Records from a collection of figures:

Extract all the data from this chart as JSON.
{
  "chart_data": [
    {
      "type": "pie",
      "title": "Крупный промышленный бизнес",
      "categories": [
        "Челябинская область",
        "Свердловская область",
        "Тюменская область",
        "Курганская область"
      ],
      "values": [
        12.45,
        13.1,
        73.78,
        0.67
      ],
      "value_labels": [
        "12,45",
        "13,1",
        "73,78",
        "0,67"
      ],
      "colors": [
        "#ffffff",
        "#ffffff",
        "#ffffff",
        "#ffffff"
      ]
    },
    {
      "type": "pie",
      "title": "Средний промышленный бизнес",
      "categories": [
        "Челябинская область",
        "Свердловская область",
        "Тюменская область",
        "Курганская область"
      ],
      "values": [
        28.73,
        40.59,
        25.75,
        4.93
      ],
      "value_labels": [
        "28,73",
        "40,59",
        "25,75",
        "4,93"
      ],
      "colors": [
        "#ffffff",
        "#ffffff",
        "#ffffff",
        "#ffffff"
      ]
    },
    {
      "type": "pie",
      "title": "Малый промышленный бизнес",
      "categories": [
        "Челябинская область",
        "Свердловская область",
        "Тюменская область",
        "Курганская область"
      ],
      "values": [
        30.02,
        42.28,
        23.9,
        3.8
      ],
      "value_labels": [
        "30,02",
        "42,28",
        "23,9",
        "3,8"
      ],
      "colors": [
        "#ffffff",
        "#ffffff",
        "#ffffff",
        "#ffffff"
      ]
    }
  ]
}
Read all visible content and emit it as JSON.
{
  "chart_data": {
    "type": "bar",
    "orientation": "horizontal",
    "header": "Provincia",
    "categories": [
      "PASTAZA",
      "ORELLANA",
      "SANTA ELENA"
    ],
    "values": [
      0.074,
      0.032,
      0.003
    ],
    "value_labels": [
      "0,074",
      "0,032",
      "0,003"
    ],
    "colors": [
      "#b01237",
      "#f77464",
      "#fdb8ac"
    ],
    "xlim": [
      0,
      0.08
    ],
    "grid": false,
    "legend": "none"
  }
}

> _Problem_
Print the listing above in full, exactly as it is.

> _Exercise answer_
Extract all the data from this chart as JSON.
{
  "chart_data": [
    {
      "type": "pie",
      "title": "Крупный промышленный бизнес",
      "categories": [
        "Челябинская область",
        "Свердловская область",
        "Тюменская область",
        "Курганская область"
      ],
      "values": [
        12.45,
        13.1,
        73.78,
        0.67
      ],
      "value_labels": [
        "12,45",
        "13,1",
        "73,78",
        "0,67"
      ],
      "colors": [
        "#ffffff",
        "#ffffff",
        "#ffffff",
        "#ffffff"
      ]
    },
    {
      "type": "pie",
      "title": "Средний промышленный бизнес",
      "categories": [
        "Челябинская область",
        "Свердловская область",
        "Тюменская область",
        "Курганская область"
      ],
      "values": [
        28.73,
        40.59,
        25.75,
        4.93
      ],
      "value_labels": [
        "28,73",
        "40,59",
        "25,75",
        "4,93"
      ],
      "colors": [
        "#ffffff",
        "#ffffff",
        "#ffffff",
        "#ffffff"
      ]
    },
    {
      "type": "pie",
      "title": "Малый промышленный бизнес",
      "categories": [
        "Челябинская область",
        "Свердловская область",
        "Тюменская область",
        "Курганская область"
      ],
      "values": [
        30.02,
        42.28,
        23.9,
        3.8
      ],
      "value_labels": [
        "30,02",
        "42,28",
        "23,9",
        "3,8"
      ],
      "colors": [
        "#ffffff",
        "#ffffff",
        "#ffffff",
        "#ffffff"
      ]
    }
  ]
}
Read all visible content and emit it as JSON.
{
  "chart_data": {
    "type": "bar",
    "orientation": "horizontal",
    "header": "Provincia",
    "categories": [
      "PASTAZA",
      "ORELLANA",
      "SANTA ELENA"
    ],
    "values": [
      0.074,
      0.032,
      0.003
    ],
    "value_labels": [
      "0,074",
      "0,032",
      "0,003"
    ],
    "colors": [
      "#b01237",
      "#f77464",
      "#fdb8ac"
    ],
    "xlim": [
      0,
      0.08
    ],
    "grid": false,
    "legend": "none"
  }
}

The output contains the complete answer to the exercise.